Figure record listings
------------------------------------------------
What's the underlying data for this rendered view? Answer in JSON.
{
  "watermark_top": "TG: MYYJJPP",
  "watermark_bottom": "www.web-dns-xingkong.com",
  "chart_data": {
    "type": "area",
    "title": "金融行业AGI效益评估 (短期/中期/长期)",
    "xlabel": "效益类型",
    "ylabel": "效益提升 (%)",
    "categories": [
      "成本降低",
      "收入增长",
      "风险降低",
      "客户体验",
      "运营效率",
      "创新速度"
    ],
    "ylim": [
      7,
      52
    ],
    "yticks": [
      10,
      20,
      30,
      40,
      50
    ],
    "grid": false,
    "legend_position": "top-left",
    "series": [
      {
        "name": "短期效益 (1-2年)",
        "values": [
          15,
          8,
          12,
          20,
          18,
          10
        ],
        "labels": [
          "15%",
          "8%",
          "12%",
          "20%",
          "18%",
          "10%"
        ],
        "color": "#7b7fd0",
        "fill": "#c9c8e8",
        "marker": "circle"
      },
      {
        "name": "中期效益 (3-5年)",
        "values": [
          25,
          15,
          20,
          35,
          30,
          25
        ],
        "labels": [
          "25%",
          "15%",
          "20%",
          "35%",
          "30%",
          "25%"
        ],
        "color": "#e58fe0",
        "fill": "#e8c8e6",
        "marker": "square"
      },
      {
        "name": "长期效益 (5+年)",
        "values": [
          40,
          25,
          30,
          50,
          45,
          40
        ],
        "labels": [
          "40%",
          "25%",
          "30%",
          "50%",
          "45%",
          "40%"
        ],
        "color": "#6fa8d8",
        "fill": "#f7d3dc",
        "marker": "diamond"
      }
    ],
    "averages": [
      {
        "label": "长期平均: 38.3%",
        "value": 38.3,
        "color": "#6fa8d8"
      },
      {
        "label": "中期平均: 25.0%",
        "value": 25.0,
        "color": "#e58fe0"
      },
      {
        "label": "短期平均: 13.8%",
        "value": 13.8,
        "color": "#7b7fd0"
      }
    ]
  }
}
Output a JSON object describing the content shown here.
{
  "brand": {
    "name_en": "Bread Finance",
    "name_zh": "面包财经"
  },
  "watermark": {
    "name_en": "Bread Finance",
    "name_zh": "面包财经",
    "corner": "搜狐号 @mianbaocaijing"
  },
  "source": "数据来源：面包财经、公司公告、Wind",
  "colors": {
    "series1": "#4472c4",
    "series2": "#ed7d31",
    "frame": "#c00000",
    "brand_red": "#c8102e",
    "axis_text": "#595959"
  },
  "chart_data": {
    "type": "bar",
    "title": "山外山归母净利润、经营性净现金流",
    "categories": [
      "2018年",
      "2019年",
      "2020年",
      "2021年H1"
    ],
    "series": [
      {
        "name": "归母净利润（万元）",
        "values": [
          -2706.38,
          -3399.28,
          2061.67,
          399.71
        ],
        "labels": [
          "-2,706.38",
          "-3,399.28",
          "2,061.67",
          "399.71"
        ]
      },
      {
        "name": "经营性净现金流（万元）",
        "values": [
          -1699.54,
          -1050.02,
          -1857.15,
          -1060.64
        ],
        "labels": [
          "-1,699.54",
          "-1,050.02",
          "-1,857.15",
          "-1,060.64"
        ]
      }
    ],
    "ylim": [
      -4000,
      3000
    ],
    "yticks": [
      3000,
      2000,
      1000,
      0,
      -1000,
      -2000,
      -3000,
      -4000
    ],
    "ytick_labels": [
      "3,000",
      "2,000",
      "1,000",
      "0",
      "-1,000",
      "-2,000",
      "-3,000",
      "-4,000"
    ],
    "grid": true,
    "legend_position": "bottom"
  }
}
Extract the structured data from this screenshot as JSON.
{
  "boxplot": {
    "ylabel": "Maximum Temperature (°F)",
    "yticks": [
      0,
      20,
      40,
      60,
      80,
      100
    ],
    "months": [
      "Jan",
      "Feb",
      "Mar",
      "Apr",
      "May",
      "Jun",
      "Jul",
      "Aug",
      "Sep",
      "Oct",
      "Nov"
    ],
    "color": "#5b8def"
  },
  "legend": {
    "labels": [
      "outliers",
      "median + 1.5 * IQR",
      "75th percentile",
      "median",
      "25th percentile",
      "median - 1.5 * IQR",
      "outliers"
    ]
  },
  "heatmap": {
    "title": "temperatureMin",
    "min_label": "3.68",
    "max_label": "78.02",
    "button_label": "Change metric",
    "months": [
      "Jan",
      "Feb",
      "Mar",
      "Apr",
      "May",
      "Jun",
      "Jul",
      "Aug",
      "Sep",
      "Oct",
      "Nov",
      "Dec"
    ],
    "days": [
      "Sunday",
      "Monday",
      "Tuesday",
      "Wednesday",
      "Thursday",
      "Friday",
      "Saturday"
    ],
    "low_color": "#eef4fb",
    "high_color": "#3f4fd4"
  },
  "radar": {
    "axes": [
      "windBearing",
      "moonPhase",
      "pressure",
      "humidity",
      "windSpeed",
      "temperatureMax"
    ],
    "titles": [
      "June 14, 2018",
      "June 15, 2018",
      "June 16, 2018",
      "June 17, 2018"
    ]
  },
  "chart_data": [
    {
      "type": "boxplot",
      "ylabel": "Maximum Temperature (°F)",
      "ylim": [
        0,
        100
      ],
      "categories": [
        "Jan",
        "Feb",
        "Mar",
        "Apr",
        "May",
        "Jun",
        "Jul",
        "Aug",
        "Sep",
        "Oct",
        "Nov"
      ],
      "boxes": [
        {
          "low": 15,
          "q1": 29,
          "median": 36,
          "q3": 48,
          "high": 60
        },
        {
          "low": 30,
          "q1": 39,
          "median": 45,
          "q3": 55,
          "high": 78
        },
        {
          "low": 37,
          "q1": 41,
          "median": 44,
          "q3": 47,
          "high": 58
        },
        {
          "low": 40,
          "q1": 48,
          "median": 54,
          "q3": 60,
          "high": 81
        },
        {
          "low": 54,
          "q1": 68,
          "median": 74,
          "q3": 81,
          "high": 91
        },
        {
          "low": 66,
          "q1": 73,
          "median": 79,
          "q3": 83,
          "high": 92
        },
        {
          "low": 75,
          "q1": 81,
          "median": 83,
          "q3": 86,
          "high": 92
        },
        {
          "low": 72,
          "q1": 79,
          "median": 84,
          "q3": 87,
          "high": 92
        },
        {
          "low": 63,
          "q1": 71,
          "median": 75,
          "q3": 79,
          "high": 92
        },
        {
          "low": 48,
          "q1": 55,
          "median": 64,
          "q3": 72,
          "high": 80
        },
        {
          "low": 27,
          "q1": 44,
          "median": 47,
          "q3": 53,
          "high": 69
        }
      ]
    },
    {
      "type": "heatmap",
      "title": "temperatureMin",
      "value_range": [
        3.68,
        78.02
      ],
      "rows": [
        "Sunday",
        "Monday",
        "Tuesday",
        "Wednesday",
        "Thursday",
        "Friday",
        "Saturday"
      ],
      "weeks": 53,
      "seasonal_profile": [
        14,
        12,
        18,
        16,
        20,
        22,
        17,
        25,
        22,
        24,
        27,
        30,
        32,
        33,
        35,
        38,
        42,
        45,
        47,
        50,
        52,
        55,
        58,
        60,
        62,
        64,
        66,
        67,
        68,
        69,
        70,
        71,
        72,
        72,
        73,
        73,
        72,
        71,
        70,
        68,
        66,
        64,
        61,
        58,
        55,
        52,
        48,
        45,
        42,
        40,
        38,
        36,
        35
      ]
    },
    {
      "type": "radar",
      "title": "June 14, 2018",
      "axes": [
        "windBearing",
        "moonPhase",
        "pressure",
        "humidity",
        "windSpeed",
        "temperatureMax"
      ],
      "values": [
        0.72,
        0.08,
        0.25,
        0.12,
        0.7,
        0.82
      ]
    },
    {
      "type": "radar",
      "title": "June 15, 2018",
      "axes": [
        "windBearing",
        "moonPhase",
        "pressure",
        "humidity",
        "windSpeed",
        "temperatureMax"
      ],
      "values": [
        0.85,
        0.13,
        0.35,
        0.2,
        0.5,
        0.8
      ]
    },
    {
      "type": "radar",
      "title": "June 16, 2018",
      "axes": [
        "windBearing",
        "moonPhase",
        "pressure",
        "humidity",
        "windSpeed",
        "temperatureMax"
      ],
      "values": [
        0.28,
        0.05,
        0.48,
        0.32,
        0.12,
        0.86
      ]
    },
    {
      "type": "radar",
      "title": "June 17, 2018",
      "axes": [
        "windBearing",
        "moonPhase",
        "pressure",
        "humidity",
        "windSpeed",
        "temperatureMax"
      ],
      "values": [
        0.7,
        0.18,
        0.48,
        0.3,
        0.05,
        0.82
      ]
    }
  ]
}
------------------------------------------------
Stated exercise
Work through the data and report how many of its lines hold the word "June", giving only the figure.

Completed exercise
8